Find every line with "assessed" in it, then report how many there are and nothing more.

BEGIN DATA TO PROCESS

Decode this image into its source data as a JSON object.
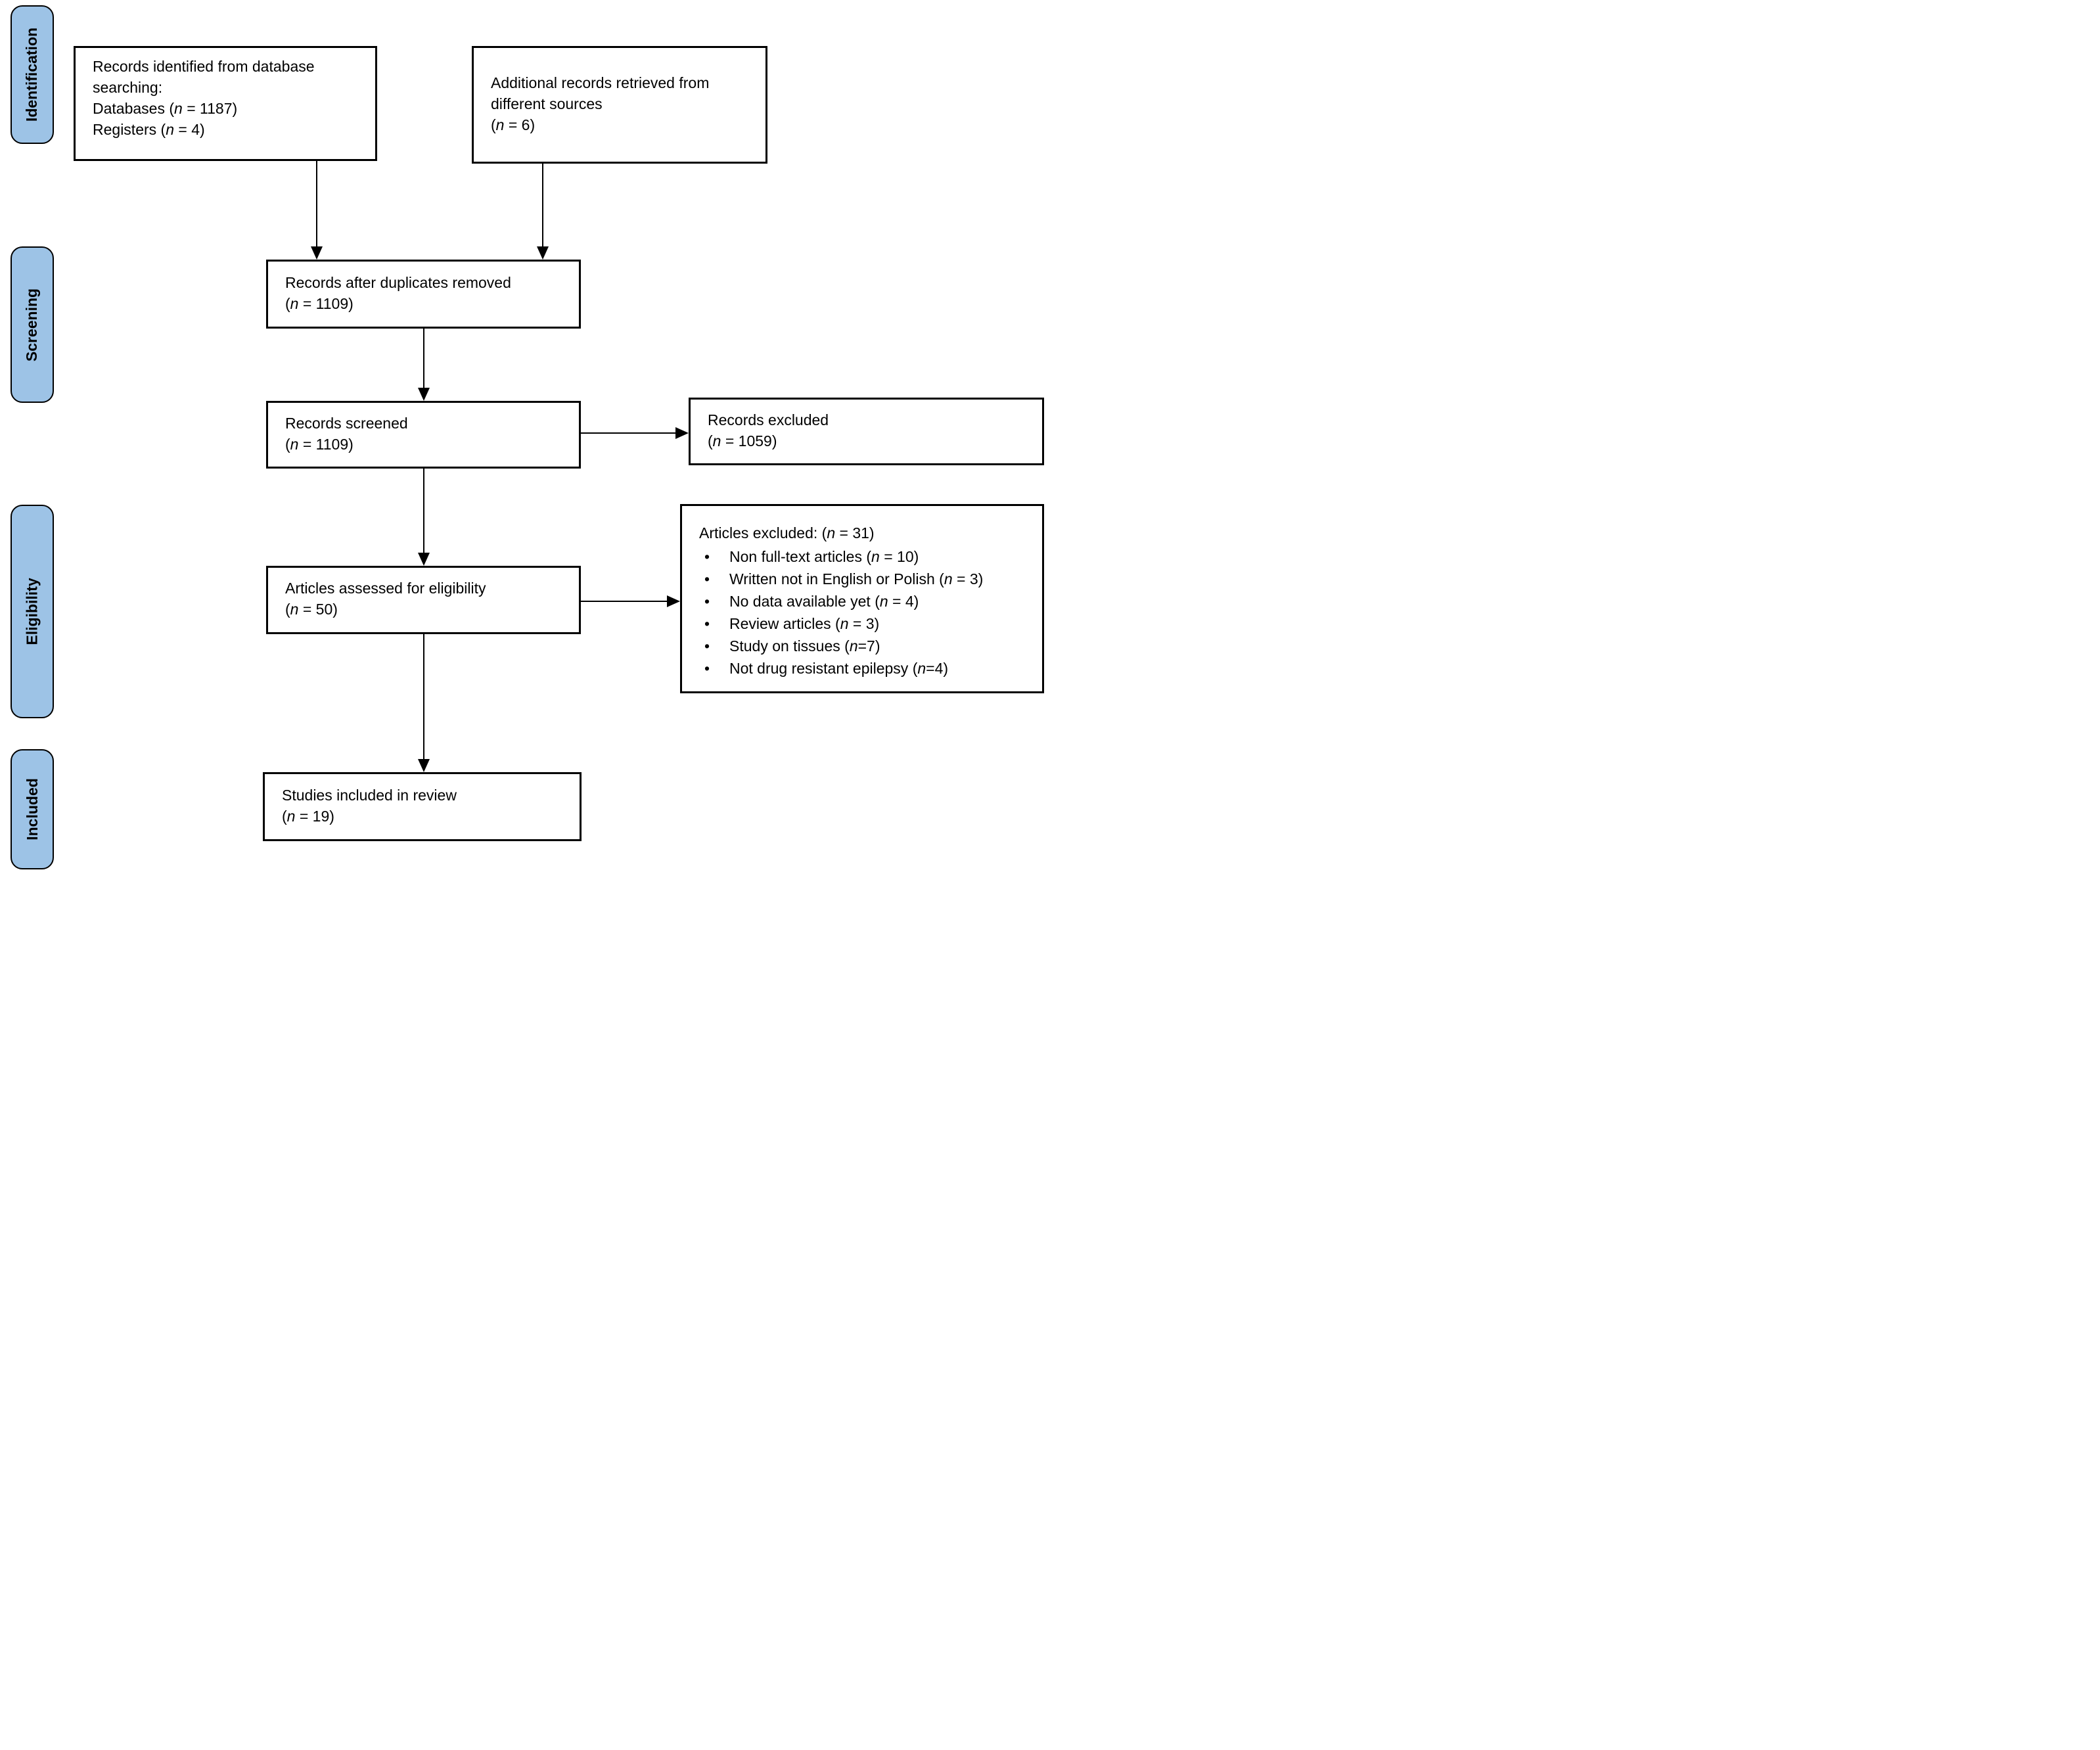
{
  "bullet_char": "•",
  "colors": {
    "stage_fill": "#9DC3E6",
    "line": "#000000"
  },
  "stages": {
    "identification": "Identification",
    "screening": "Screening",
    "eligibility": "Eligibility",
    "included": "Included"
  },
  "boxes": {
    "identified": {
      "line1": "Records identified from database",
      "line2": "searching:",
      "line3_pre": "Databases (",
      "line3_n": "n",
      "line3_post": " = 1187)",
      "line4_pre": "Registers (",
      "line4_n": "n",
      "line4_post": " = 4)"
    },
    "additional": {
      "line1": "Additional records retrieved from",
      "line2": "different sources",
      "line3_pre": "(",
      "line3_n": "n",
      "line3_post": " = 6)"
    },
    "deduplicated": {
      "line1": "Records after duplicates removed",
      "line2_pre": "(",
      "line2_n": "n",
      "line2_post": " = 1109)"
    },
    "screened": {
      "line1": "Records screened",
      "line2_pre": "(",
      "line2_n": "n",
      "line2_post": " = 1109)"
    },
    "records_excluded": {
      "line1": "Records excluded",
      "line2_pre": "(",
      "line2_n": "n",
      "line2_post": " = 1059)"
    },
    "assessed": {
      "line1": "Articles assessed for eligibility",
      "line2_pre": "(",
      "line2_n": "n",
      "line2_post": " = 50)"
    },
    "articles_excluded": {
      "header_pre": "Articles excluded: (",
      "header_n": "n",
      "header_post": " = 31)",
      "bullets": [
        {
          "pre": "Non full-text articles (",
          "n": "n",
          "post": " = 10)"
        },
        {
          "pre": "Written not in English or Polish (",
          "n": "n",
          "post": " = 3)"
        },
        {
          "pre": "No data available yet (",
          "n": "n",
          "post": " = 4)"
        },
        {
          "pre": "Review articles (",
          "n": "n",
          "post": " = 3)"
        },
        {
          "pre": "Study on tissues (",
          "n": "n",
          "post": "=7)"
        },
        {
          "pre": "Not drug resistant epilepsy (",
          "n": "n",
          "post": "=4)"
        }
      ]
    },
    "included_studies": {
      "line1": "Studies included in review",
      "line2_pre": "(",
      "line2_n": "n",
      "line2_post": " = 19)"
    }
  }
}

END DATA TO PROCESS
BEGIN DATA TO PROCESS

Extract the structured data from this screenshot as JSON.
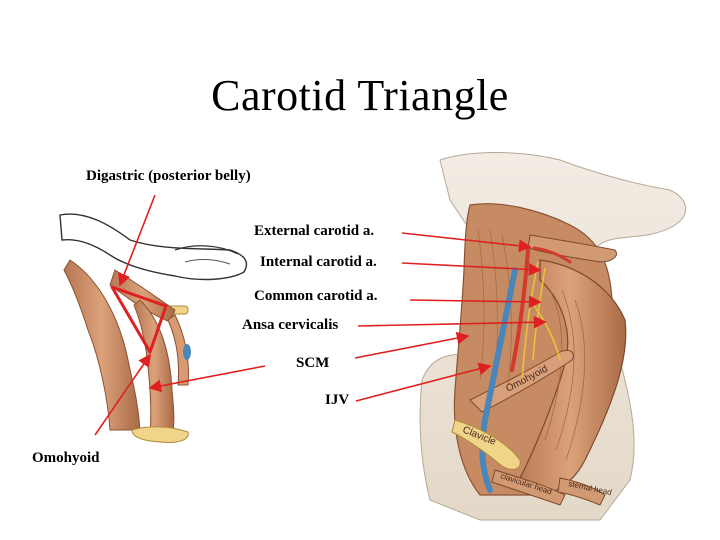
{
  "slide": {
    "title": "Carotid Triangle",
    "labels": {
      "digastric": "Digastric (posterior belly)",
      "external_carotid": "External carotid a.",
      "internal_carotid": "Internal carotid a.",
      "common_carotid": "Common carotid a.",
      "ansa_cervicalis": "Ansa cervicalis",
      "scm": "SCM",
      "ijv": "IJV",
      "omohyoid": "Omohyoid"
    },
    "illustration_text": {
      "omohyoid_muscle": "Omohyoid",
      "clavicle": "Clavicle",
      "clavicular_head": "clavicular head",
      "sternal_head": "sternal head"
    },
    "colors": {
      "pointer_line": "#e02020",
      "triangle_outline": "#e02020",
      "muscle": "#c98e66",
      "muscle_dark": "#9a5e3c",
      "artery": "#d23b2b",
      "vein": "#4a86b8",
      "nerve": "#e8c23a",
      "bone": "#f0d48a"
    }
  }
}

END DATA TO PROCESS

* **ANSWER TO THE TASK**:
2